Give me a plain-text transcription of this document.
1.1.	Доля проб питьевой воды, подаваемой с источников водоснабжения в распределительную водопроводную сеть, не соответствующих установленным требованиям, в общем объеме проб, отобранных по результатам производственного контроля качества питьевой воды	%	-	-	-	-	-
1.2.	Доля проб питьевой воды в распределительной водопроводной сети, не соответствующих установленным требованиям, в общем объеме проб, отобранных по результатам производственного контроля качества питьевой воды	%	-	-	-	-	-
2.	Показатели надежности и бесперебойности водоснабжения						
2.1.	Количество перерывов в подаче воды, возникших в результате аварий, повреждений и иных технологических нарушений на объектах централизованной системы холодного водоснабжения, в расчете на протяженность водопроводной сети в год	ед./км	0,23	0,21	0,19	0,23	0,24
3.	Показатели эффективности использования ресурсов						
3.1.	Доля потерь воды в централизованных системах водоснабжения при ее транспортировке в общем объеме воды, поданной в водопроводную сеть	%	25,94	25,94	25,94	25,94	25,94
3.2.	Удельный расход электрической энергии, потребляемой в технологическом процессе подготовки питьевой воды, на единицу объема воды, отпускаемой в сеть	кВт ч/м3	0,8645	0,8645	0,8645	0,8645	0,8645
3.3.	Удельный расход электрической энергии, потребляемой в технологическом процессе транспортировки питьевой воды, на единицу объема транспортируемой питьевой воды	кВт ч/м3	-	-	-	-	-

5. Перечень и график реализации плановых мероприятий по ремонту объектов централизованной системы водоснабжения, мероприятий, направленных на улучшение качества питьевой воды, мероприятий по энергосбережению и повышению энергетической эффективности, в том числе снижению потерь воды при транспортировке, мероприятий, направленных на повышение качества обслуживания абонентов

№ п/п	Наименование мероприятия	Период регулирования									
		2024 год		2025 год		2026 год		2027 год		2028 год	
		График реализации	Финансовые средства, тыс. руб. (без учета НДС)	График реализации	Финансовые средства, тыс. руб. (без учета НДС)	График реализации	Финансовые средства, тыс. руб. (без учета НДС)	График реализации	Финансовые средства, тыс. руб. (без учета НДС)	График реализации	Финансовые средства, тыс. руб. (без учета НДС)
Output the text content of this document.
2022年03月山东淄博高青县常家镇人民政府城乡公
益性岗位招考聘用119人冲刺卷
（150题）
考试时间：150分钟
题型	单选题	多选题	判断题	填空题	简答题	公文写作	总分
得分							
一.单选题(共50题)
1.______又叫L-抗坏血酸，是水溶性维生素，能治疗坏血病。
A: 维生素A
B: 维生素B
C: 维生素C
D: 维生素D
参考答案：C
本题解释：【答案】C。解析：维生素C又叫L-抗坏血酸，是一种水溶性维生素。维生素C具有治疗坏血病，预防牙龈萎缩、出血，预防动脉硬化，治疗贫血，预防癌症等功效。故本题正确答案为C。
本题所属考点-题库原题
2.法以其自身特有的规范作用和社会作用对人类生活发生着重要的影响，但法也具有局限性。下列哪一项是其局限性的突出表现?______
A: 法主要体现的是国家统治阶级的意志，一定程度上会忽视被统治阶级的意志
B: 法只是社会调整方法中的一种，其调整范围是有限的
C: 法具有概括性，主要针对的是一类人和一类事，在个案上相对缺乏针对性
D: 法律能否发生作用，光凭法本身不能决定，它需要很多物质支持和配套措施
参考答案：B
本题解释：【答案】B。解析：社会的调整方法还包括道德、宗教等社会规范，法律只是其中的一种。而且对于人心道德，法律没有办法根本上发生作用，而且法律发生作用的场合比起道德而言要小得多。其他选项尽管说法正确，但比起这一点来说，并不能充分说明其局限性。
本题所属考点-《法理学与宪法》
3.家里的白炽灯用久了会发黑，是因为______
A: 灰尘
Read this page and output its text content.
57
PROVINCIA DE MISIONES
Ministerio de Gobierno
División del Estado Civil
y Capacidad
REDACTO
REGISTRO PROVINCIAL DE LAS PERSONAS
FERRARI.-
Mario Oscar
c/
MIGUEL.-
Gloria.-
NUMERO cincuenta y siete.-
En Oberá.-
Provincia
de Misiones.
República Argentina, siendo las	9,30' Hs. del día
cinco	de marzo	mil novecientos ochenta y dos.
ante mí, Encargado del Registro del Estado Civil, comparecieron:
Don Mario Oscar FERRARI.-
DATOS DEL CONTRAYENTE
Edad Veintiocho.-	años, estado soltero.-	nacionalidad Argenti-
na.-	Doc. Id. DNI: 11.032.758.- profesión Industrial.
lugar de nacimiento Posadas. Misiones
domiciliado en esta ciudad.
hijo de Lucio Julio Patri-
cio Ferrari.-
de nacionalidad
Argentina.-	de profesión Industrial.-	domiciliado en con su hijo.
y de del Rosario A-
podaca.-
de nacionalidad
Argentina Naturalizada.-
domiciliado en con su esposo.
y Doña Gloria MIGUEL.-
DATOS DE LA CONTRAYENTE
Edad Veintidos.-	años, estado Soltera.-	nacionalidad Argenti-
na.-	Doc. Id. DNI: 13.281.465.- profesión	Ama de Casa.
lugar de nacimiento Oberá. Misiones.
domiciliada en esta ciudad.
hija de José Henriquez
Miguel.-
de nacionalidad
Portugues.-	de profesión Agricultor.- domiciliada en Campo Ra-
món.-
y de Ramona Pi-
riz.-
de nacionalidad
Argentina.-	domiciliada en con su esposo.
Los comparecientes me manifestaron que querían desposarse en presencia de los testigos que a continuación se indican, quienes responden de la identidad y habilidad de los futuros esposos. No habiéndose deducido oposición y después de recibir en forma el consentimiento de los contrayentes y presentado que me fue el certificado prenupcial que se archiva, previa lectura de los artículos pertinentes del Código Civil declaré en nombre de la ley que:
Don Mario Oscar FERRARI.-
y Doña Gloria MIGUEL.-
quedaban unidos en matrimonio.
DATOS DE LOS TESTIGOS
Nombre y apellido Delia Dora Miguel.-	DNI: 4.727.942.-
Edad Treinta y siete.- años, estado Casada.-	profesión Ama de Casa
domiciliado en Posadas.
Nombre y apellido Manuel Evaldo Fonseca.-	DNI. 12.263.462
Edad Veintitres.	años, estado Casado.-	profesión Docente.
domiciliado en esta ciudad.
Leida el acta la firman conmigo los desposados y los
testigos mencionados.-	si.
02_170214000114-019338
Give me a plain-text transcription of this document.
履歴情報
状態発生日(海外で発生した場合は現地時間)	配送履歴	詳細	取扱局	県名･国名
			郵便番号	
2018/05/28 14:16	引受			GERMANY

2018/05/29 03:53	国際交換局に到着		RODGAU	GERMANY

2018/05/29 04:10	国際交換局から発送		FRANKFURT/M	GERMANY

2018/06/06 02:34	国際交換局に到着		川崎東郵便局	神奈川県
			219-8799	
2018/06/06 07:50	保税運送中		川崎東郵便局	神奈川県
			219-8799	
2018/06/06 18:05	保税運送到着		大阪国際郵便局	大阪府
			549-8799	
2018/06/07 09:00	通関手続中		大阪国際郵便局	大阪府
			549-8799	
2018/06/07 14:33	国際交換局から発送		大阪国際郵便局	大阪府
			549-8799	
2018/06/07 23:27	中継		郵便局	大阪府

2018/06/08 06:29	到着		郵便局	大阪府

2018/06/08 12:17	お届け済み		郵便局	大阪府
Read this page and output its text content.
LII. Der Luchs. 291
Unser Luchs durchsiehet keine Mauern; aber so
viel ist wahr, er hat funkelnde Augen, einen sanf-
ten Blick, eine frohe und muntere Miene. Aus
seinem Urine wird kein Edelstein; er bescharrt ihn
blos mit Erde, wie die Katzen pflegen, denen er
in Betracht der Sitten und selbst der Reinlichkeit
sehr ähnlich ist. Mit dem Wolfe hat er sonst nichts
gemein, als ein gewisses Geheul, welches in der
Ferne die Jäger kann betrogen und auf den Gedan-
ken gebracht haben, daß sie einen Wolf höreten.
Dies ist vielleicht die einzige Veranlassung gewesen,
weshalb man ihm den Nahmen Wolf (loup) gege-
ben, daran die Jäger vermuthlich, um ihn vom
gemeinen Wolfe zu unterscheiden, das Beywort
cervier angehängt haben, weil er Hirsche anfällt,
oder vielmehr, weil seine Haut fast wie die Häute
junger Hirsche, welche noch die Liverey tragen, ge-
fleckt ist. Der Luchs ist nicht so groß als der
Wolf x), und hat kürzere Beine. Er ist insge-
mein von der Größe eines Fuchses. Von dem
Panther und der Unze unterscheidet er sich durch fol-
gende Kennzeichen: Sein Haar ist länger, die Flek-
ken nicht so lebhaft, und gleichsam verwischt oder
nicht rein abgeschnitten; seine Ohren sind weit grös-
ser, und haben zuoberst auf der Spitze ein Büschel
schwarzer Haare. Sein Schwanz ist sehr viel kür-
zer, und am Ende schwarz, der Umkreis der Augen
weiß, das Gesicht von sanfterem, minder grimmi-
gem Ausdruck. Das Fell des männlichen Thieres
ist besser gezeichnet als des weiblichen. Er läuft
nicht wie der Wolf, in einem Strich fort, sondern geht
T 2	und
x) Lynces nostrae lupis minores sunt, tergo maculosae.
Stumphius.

## Stated goal
Copy each line of the listing that contains the string "GERMANY".

## Complete output
2018/05/28 14:16	引受			GERMANY
2018/05/29 03:53	国際交換局に到着		RODGAU	GERMANY
2018/05/29 04:10	国際交換局から発送		FRANKFURT/M	GERMANY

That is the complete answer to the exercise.